--- START ---

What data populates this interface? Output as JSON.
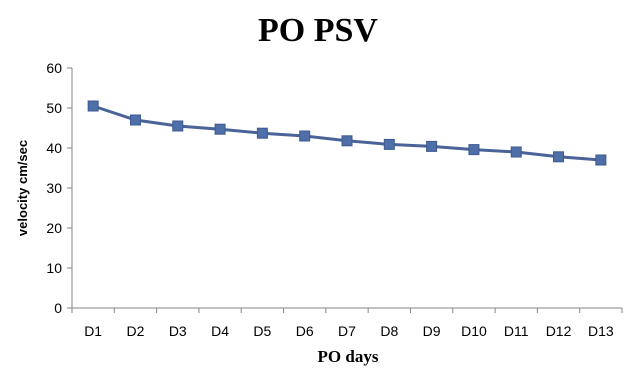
{
  "chart_data": {
    "type": "line",
    "title": "PO PSV",
    "xlabel": "PO days",
    "ylabel": "velocity cm/sec",
    "categories": [
      "D1",
      "D2",
      "D3",
      "D4",
      "D5",
      "D6",
      "D7",
      "D8",
      "D9",
      "D10",
      "D11",
      "D12",
      "D13"
    ],
    "series": [
      {
        "values": [
          50.5,
          47.0,
          45.5,
          44.7,
          43.7,
          43.0,
          41.8,
          40.9,
          40.4,
          39.6,
          39.0,
          37.8,
          37.0
        ],
        "color": "#4f6fa8"
      }
    ],
    "ylim": [
      0,
      60
    ],
    "yticks": [
      "0",
      "10",
      "20",
      "30",
      "40",
      "50",
      "60"
    ],
    "grid": false,
    "legend": "none",
    "marker": "square"
  }
}
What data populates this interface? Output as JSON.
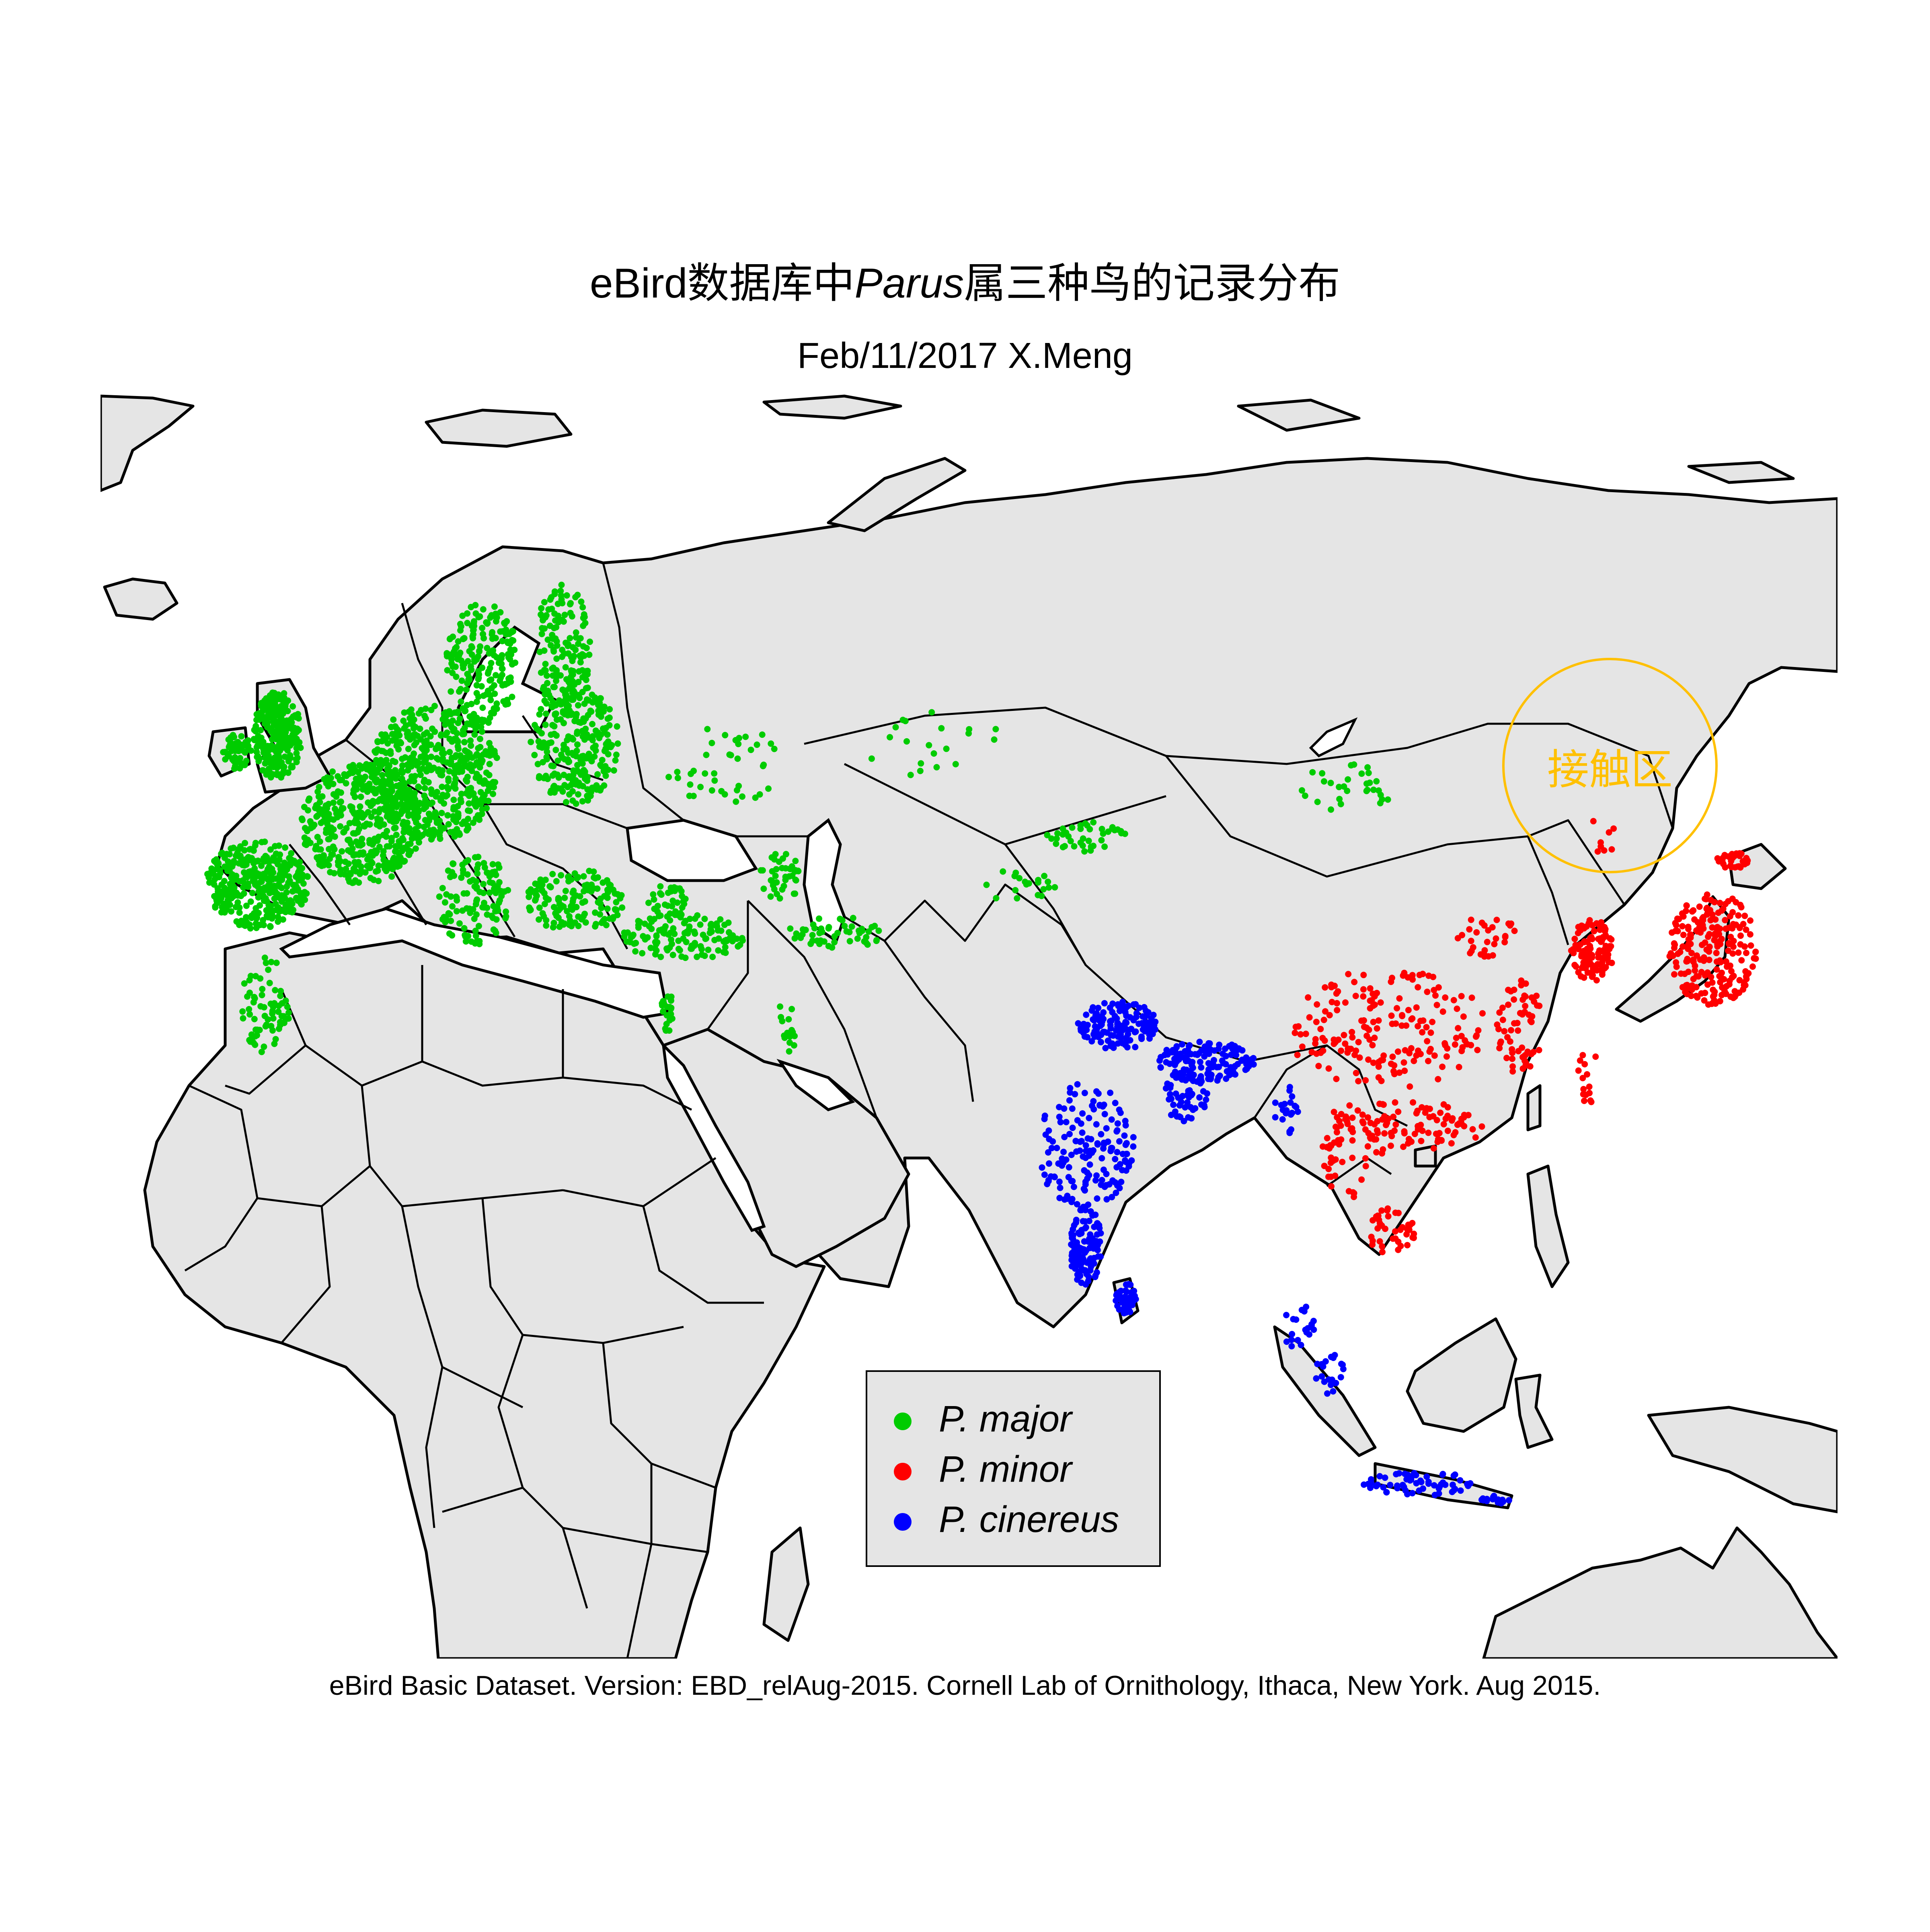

--- END ---

OBJECTIVE -
Copy every record above exactly, leaving out any pictures.

ANSWER FOR THE TASK -
What data populates this interface? Output as JSON.
{
  "chart_data": {
    "type": "line",
    "title": "PO PSV",
    "xlabel": "PO days",
    "ylabel": "velocity cm/sec",
    "categories": [
      "D1",
      "D2",
      "D3",
      "D4",
      "D5",
      "D6",
      "D7",
      "D8",
      "D9",
      "D10",
      "D11",
      "D12",
      "D13"
    ],
    "series": [
      {
        "values": [
          50.5,
          47.0,
          45.5,
          44.7,
          43.7,
          43.0,
          41.8,
          40.9,
          40.4,
          39.6,
          39.0,
          37.8,
          37.0
        ],
        "color": "#4f6fa8"
      }
    ],
    "ylim": [
      0,
      60
    ],
    "yticks": [
      "0",
      "10",
      "20",
      "30",
      "40",
      "50",
      "60"
    ],
    "grid": false,
    "legend": "none",
    "marker": "square"
  }
}
What data populates this interface? Output as JSON.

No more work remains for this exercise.